→ **To be done**
Repeat the material in full. Keep every line exactly as it is.

A block of data

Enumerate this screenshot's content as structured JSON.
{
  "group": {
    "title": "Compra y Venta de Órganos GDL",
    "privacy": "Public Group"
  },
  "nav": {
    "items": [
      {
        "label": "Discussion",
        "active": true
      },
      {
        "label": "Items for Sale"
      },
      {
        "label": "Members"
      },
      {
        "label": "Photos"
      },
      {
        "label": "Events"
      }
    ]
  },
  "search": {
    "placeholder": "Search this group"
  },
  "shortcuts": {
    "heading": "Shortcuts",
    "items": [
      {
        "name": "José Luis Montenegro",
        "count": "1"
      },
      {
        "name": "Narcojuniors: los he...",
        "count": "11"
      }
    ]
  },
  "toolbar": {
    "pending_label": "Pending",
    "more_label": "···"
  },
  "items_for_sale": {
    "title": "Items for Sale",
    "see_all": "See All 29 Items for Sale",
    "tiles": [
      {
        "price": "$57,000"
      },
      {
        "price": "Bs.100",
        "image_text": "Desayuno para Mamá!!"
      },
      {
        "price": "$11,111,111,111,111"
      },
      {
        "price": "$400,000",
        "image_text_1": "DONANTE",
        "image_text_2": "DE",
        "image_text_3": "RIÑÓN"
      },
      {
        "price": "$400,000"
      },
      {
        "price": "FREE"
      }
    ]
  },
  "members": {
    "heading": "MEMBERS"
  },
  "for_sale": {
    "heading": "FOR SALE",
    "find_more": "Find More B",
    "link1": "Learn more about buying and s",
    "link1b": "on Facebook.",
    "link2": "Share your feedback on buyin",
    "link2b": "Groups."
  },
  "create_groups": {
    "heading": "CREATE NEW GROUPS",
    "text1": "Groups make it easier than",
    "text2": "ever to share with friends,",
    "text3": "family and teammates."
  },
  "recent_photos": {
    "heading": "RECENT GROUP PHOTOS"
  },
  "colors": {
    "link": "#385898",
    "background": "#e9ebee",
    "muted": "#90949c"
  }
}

→ **Written solution**
Enumerate this screenshot's content as structured JSON.
{
  "group": {
    "title": "Compra y Venta de Órganos GDL",
    "privacy": "Public Group"
  },
  "nav": {
    "items": [
      {
        "label": "Discussion",
        "active": true
      },
      {
        "label": "Items for Sale"
      },
      {
        "label": "Members"
      },
      {
        "label": "Photos"
      },
      {
        "label": "Events"
      }
    ]
  },
  "search": {
    "placeholder": "Search this group"
  },
  "shortcuts": {
    "heading": "Shortcuts",
    "items": [
      {
        "name": "José Luis Montenegro",
        "count": "1"
      },
      {
        "name": "Narcojuniors: los he...",
        "count": "11"
      }
    ]
  },
  "toolbar": {
    "pending_label": "Pending",
    "more_label": "···"
  },
  "items_for_sale": {
    "title": "Items for Sale",
    "see_all": "See All 29 Items for Sale",
    "tiles": [
      {
        "price": "$57,000"
      },
      {
        "price": "Bs.100",
        "image_text": "Desayuno para Mamá!!"
      },
      {
        "price": "$11,111,111,111,111"
      },
      {
        "price": "$400,000",
        "image_text_1": "DONANTE",
        "image_text_2": "DE",
        "image_text_3": "RIÑÓN"
      },
      {
        "price": "$400,000"
      },
      {
        "price": "FREE"
      }
    ]
  },
  "members": {
    "heading": "MEMBERS"
  },
  "for_sale": {
    "heading": "FOR SALE",
    "find_more": "Find More B",
    "link1": "Learn more about buying and s",
    "link1b": "on Facebook.",
    "link2": "Share your feedback on buyin",
    "link2b": "Groups."
  },
  "create_groups": {
    "heading": "CREATE NEW GROUPS",
    "text1": "Groups make it easier than",
    "text2": "ever to share with friends,",
    "text3": "family and teammates."
  },
  "recent_photos": {
    "heading": "RECENT GROUP PHOTOS"
  },
  "colors": {
    "link": "#385898",
    "background": "#e9ebee",
    "muted": "#90949c"
  }
}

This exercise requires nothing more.